**EXERCISE MATERIAL**
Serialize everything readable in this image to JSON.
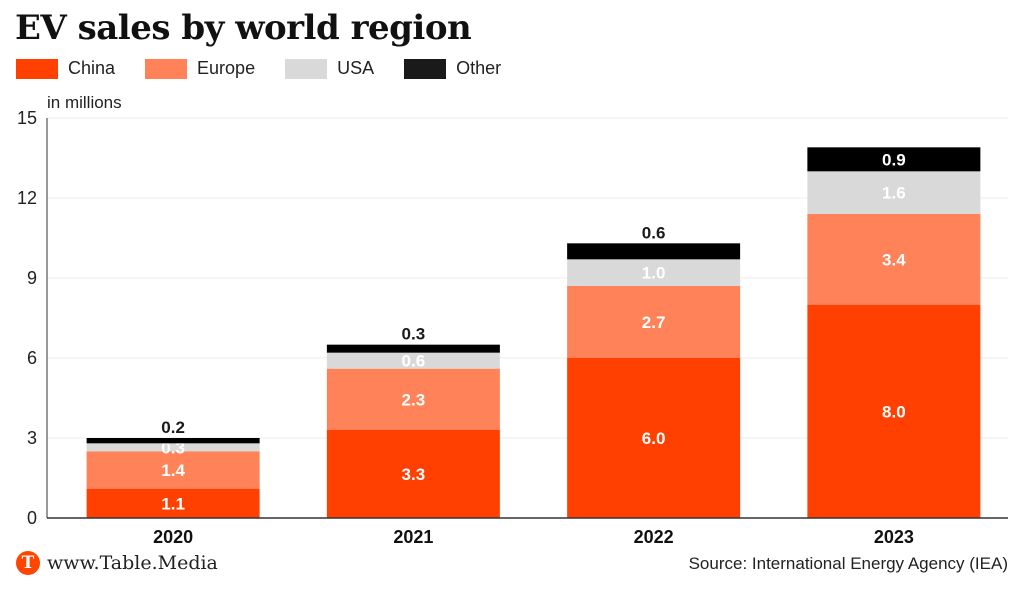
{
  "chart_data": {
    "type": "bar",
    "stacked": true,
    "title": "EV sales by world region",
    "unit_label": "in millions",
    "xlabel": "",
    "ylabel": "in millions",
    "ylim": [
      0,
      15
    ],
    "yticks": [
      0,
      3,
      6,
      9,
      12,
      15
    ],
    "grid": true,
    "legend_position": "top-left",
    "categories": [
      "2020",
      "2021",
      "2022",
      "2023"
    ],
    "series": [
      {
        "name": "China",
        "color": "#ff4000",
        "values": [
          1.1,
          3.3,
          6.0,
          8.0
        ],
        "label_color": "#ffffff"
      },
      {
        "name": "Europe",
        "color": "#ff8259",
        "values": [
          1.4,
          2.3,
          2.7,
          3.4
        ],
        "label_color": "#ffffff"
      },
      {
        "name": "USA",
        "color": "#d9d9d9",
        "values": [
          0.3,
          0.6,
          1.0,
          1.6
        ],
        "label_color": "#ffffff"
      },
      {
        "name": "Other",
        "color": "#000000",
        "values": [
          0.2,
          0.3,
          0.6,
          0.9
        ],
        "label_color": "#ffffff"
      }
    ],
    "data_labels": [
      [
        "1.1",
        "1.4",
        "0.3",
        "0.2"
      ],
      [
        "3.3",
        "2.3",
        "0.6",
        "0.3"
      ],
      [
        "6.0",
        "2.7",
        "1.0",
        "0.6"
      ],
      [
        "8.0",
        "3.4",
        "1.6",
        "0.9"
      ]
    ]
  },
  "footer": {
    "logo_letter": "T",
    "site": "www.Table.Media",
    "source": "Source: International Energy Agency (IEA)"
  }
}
==
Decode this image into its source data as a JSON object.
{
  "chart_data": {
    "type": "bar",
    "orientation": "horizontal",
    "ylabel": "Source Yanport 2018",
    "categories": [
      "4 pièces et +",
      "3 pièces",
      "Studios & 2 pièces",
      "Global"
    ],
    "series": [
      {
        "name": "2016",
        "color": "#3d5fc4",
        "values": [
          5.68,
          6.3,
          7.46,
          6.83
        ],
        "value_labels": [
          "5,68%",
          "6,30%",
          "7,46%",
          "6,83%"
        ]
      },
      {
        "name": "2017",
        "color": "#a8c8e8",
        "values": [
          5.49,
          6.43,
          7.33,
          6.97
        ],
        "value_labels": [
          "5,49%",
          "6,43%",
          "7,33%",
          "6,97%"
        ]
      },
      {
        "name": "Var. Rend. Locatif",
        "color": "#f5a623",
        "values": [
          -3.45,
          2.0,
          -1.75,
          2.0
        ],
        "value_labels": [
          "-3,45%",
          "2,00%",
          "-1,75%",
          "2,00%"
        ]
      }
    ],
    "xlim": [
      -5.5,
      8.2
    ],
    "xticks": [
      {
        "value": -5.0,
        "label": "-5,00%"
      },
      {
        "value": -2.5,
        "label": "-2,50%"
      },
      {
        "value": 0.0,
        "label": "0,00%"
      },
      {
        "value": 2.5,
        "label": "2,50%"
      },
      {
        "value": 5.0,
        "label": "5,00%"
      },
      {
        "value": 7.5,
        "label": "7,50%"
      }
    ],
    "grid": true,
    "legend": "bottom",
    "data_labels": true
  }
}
* * *
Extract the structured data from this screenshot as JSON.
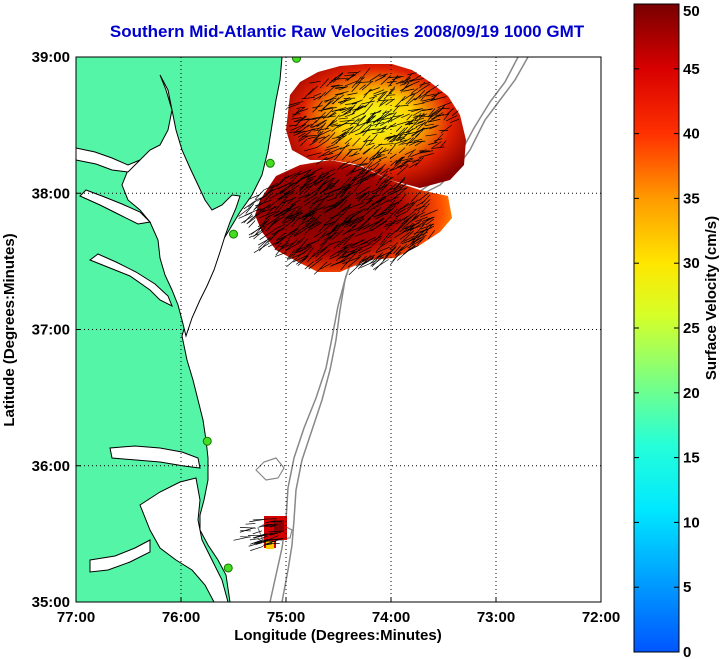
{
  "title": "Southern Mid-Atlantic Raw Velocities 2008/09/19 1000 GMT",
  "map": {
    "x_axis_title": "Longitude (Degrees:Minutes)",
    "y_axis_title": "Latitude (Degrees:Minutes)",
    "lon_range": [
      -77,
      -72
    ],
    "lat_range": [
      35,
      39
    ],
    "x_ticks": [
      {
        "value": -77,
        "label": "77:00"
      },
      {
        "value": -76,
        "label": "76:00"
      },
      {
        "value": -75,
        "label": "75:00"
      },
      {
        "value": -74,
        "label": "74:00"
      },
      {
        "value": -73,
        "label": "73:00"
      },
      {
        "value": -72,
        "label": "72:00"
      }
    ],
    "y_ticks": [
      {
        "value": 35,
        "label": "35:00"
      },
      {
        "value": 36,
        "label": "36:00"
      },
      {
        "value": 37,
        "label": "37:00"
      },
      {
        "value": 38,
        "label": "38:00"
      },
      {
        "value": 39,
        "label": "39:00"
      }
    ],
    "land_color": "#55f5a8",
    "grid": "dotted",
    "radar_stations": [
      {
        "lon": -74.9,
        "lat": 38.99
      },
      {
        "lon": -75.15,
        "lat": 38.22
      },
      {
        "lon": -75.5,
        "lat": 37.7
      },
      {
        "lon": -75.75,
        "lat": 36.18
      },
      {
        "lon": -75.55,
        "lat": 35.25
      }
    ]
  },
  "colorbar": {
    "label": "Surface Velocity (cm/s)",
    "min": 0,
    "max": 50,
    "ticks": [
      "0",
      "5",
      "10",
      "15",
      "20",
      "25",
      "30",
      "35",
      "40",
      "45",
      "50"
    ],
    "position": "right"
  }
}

**PROMPT**
Using the records above, list each line that includes "Degrees".

**OUTPUT BELOW**
    "x_axis_title": "Longitude (Degrees:Minutes)",
    "y_axis_title": "Latitude (Degrees:Minutes)",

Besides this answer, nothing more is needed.